Set out each line from the following listing that includes the word "Standard".

## MATERIAL TO PROCESS:
------
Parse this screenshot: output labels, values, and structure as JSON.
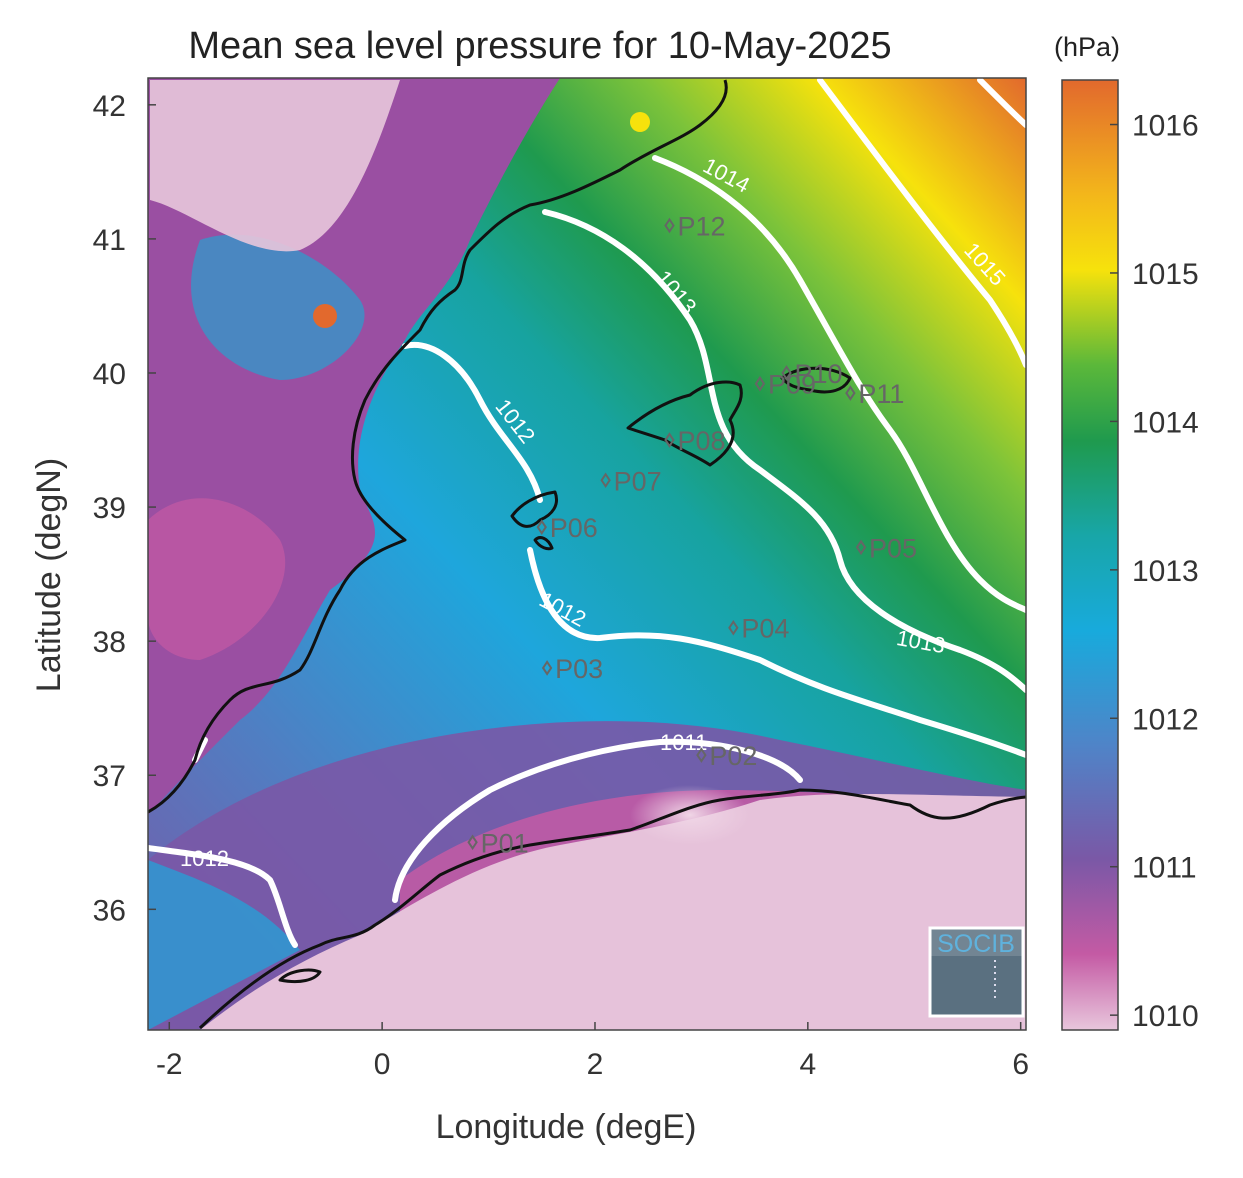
{
  "title": "Mean sea level pressure for 10-May-2025",
  "colorbar": {
    "unit": "(hPa)",
    "ticks": [
      "1010",
      "1011",
      "1012",
      "1013",
      "1014",
      "1015",
      "1016"
    ],
    "tick_values": [
      1010,
      1011,
      1012,
      1013,
      1014,
      1015,
      1016
    ],
    "range": [
      1009.9,
      1016.3
    ],
    "colors": [
      "#e8c6dc",
      "#c45aa4",
      "#7a58a6",
      "#4f84c8",
      "#18aadc",
      "#18a6a8",
      "#1f9a4e",
      "#5bb83a",
      "#f6e20c",
      "#f3b61b",
      "#e2692d"
    ]
  },
  "axes": {
    "xlabel": "Longitude (degE)",
    "ylabel": "Latitude (degN)",
    "xlim": [
      -2.2,
      6.05
    ],
    "ylim": [
      35.1,
      42.2
    ],
    "xticks": [
      "-2",
      "0",
      "2",
      "4",
      "6"
    ],
    "yticks": [
      "36",
      "37",
      "38",
      "39",
      "40",
      "41",
      "42"
    ]
  },
  "stations": [
    {
      "label": "P01",
      "lon": 0.85,
      "lat": 36.5
    },
    {
      "label": "P02",
      "lon": 3.0,
      "lat": 37.15
    },
    {
      "label": "P03",
      "lon": 1.55,
      "lat": 37.8
    },
    {
      "label": "P04",
      "lon": 3.3,
      "lat": 38.1
    },
    {
      "label": "P05",
      "lon": 4.5,
      "lat": 38.7
    },
    {
      "label": "P06",
      "lon": 1.5,
      "lat": 38.85
    },
    {
      "label": "P07",
      "lon": 2.1,
      "lat": 39.2
    },
    {
      "label": "P08",
      "lon": 2.7,
      "lat": 39.5
    },
    {
      "label": "P09",
      "lon": 3.55,
      "lat": 39.92
    },
    {
      "label": "P10",
      "lon": 3.8,
      "lat": 40.0
    },
    {
      "label": "P11",
      "lon": 4.4,
      "lat": 39.85
    },
    {
      "label": "P12",
      "lon": 2.7,
      "lat": 41.1
    }
  ],
  "contour_labels": [
    "1011",
    "1012",
    "1012",
    "1012",
    "1013",
    "1013",
    "1014",
    "1015"
  ],
  "logo": {
    "text": "SOCIB"
  }
}
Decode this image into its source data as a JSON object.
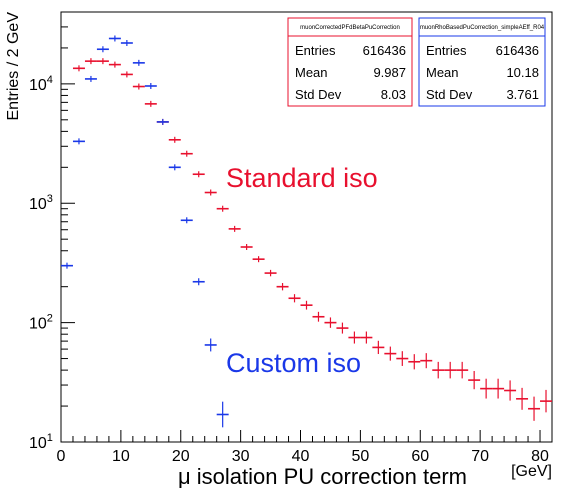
{
  "chart_data": {
    "type": "scatter",
    "xlabel": "μ isolation PU correction term",
    "xunit": "[GeV]",
    "ylabel": "Entries / 2 GeV",
    "xlim": [
      0,
      82
    ],
    "ylim": [
      10,
      40000
    ],
    "ylog": true,
    "x_ticks": [
      "0",
      "10",
      "20",
      "30",
      "40",
      "50",
      "60",
      "70",
      "80"
    ],
    "y_ticks": [
      {
        "value": 10,
        "base": "10",
        "exp": "1"
      },
      {
        "value": 100,
        "base": "10",
        "exp": "2"
      },
      {
        "value": 1000,
        "base": "10",
        "exp": "3"
      },
      {
        "value": 10000,
        "base": "10",
        "exp": "4"
      }
    ],
    "grid": false,
    "series": [
      {
        "name": "Standard iso",
        "color": "#e8102e",
        "x": [
          3,
          5,
          7,
          9,
          11,
          13,
          15,
          17,
          19,
          21,
          23,
          25,
          27,
          29,
          31,
          33,
          35,
          37,
          39,
          41,
          43,
          45,
          47,
          49,
          51,
          53,
          55,
          57,
          59,
          61,
          63,
          65,
          67,
          69,
          71,
          73,
          75,
          77,
          79,
          81
        ],
        "y": [
          13500,
          15500,
          15500,
          14500,
          12000,
          9500,
          6800,
          4800,
          3400,
          2600,
          1750,
          1230,
          900,
          610,
          430,
          340,
          260,
          200,
          160,
          140,
          112,
          100,
          90,
          75,
          75,
          62,
          55,
          50,
          47,
          48,
          40,
          40,
          40,
          33,
          28,
          28,
          27,
          23,
          19,
          22
        ]
      },
      {
        "name": "Custom iso",
        "color": "#1a38e8",
        "x": [
          1,
          3,
          5,
          7,
          9,
          11,
          13,
          15,
          17,
          19,
          21,
          23,
          25,
          27
        ],
        "y": [
          300,
          3300,
          11000,
          19500,
          24000,
          22000,
          15000,
          9600,
          4800,
          2000,
          720,
          220,
          65,
          17
        ]
      }
    ],
    "stats_boxes": [
      {
        "title": "muonCorrectedPFdBetaPuCorrection",
        "color": "#e8102e",
        "rows": [
          [
            "Entries",
            "616436"
          ],
          [
            "Mean",
            "9.987"
          ],
          [
            "Std Dev",
            "8.03"
          ]
        ]
      },
      {
        "title": "muonRhoBasedPuCorrection_simpleAEff_R04",
        "color": "#1a38e8",
        "rows": [
          [
            "Entries",
            "616436"
          ],
          [
            "Mean",
            "10.18"
          ],
          [
            "Std Dev",
            "3.761"
          ]
        ]
      }
    ],
    "annotations": [
      {
        "text": "Standard iso",
        "color": "#e8102e"
      },
      {
        "text": "Custom iso",
        "color": "#1a38e8"
      }
    ]
  }
}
------
## EXERCISE OUTPUT:
        "name": "Standard iso",
        "text": "Standard iso",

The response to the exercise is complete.